**EXERCISE GOAL:** Repeat the records below exactly, leaving out every picture.

+-------+

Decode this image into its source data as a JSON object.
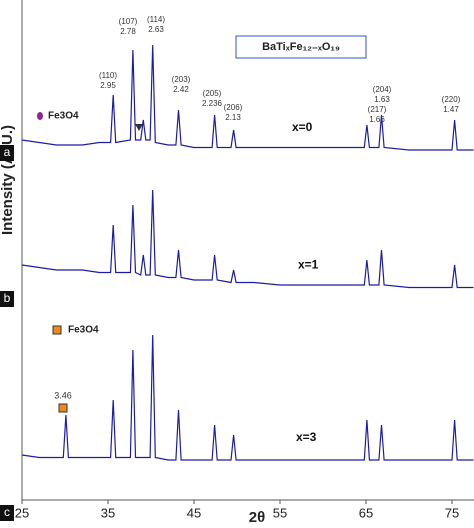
{
  "chart_data": {
    "type": "line",
    "y_label": "Intensity (A. U.)",
    "x_label": "2θ",
    "legend_title": "BaTiₓFe₁₂₋ₓO₁₉",
    "phase_labels": [
      "Fe3O4",
      "Fe3O4"
    ],
    "phase_colors": [
      "#8b2a8f",
      "#f08a1c"
    ],
    "secondary_peak_label": "3.46",
    "panel_labels": [
      "a",
      "b",
      "c"
    ],
    "annotations": [
      {
        "hkl": "(110)",
        "d": "2.95"
      },
      {
        "hkl": "(107)",
        "d": "2.78"
      },
      {
        "hkl": "(114)",
        "d": "2.63"
      },
      {
        "hkl": "(203)",
        "d": "2.42"
      },
      {
        "hkl": "(205)",
        "d": "2.236"
      },
      {
        "hkl": "(206)",
        "d": "2.13"
      },
      {
        "hkl": "(217)",
        "d": "1.66"
      },
      {
        "hkl": "(204)",
        "d": "1.63"
      },
      {
        "hkl": "(220)",
        "d": "1.47"
      }
    ],
    "x": [
      25,
      27,
      29,
      29.8,
      30.1,
      30.4,
      32,
      34,
      35.3,
      35.6,
      35.9,
      37.6,
      37.9,
      38.2,
      38.8,
      39.1,
      39.4,
      39.9,
      40.2,
      40.5,
      42,
      42.9,
      43.2,
      43.5,
      45,
      47.1,
      47.4,
      47.7,
      49.3,
      49.6,
      49.9,
      52,
      55,
      58,
      61,
      64.8,
      65.1,
      65.4,
      66.5,
      66.8,
      67.1,
      70,
      73,
      75,
      75.3,
      75.6,
      77.5
    ],
    "series": [
      {
        "name": "x=0",
        "color": "#1c1ca8",
        "values": [
          72,
          71.5,
          71,
          71,
          71,
          71,
          71,
          71.5,
          71.5,
          81,
          71.5,
          72,
          90,
          72,
          72,
          76,
          72,
          72,
          91,
          71.5,
          71,
          71,
          78,
          71,
          70.5,
          70.5,
          77,
          70.5,
          70.5,
          74,
          70.5,
          70.5,
          70.5,
          70.5,
          70.5,
          70.5,
          75,
          70.5,
          70.5,
          77,
          70.5,
          70,
          70,
          70,
          76,
          70,
          70
        ]
      },
      {
        "name": "x=1",
        "color": "#1c1ca8",
        "values": [
          47,
          46.5,
          46,
          46,
          46,
          46,
          46,
          45.5,
          45.5,
          55,
          45.5,
          45.5,
          59,
          45.5,
          45,
          49,
          45,
          45,
          62,
          45,
          44.5,
          44.5,
          50,
          44.5,
          44,
          44,
          49,
          44,
          43.5,
          46,
          43.5,
          43.5,
          43,
          43,
          43,
          43,
          48,
          43,
          43,
          50,
          43,
          42.5,
          42.5,
          42.5,
          47,
          42.5,
          42.5
        ]
      },
      {
        "name": "x=3",
        "color": "#1c1ca8",
        "values": [
          9,
          8.5,
          8.5,
          8.5,
          17,
          8.5,
          8.5,
          8.5,
          8.5,
          20,
          8.5,
          8.5,
          30,
          8.5,
          8.5,
          8.5,
          8.5,
          8.5,
          33,
          8.5,
          8,
          8,
          18,
          8,
          8,
          8,
          15,
          8,
          8,
          13,
          8,
          8,
          8,
          8,
          8,
          8,
          16,
          8,
          8,
          15,
          8,
          8,
          8,
          8,
          16,
          8,
          8
        ]
      }
    ],
    "xlim": [
      25,
      77.5
    ],
    "ylim": [
      0,
      100
    ],
    "xticks": [
      25,
      35,
      45,
      55,
      65,
      75
    ]
  }
}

+-------+

**EXPECTED OUTPUT:**
Decode this image into its source data as a JSON object.
{
  "chart_data": {
    "type": "line",
    "y_label": "Intensity (A. U.)",
    "x_label": "2θ",
    "legend_title": "BaTiₓFe₁₂₋ₓO₁₉",
    "phase_labels": [
      "Fe3O4",
      "Fe3O4"
    ],
    "phase_colors": [
      "#8b2a8f",
      "#f08a1c"
    ],
    "secondary_peak_label": "3.46",
    "panel_labels": [
      "a",
      "b",
      "c"
    ],
    "annotations": [
      {
        "hkl": "(110)",
        "d": "2.95"
      },
      {
        "hkl": "(107)",
        "d": "2.78"
      },
      {
        "hkl": "(114)",
        "d": "2.63"
      },
      {
        "hkl": "(203)",
        "d": "2.42"
      },
      {
        "hkl": "(205)",
        "d": "2.236"
      },
      {
        "hkl": "(206)",
        "d": "2.13"
      },
      {
        "hkl": "(217)",
        "d": "1.66"
      },
      {
        "hkl": "(204)",
        "d": "1.63"
      },
      {
        "hkl": "(220)",
        "d": "1.47"
      }
    ],
    "x": [
      25,
      27,
      29,
      29.8,
      30.1,
      30.4,
      32,
      34,
      35.3,
      35.6,
      35.9,
      37.6,
      37.9,
      38.2,
      38.8,
      39.1,
      39.4,
      39.9,
      40.2,
      40.5,
      42,
      42.9,
      43.2,
      43.5,
      45,
      47.1,
      47.4,
      47.7,
      49.3,
      49.6,
      49.9,
      52,
      55,
      58,
      61,
      64.8,
      65.1,
      65.4,
      66.5,
      66.8,
      67.1,
      70,
      73,
      75,
      75.3,
      75.6,
      77.5
    ],
    "series": [
      {
        "name": "x=0",
        "color": "#1c1ca8",
        "values": [
          72,
          71.5,
          71,
          71,
          71,
          71,
          71,
          71.5,
          71.5,
          81,
          71.5,
          72,
          90,
          72,
          72,
          76,
          72,
          72,
          91,
          71.5,
          71,
          71,
          78,
          71,
          70.5,
          70.5,
          77,
          70.5,
          70.5,
          74,
          70.5,
          70.5,
          70.5,
          70.5,
          70.5,
          70.5,
          75,
          70.5,
          70.5,
          77,
          70.5,
          70,
          70,
          70,
          76,
          70,
          70
        ]
      },
      {
        "name": "x=1",
        "color": "#1c1ca8",
        "values": [
          47,
          46.5,
          46,
          46,
          46,
          46,
          46,
          45.5,
          45.5,
          55,
          45.5,
          45.5,
          59,
          45.5,
          45,
          49,
          45,
          45,
          62,
          45,
          44.5,
          44.5,
          50,
          44.5,
          44,
          44,
          49,
          44,
          43.5,
          46,
          43.5,
          43.5,
          43,
          43,
          43,
          43,
          48,
          43,
          43,
          50,
          43,
          42.5,
          42.5,
          42.5,
          47,
          42.5,
          42.5
        ]
      },
      {
        "name": "x=3",
        "color": "#1c1ca8",
        "values": [
          9,
          8.5,
          8.5,
          8.5,
          17,
          8.5,
          8.5,
          8.5,
          8.5,
          20,
          8.5,
          8.5,
          30,
          8.5,
          8.5,
          8.5,
          8.5,
          8.5,
          33,
          8.5,
          8,
          8,
          18,
          8,
          8,
          8,
          15,
          8,
          8,
          13,
          8,
          8,
          8,
          8,
          8,
          8,
          16,
          8,
          8,
          15,
          8,
          8,
          8,
          8,
          16,
          8,
          8
        ]
      }
    ],
    "xlim": [
      25,
      77.5
    ],
    "ylim": [
      0,
      100
    ],
    "xticks": [
      25,
      35,
      45,
      55,
      65,
      75
    ]
  }
}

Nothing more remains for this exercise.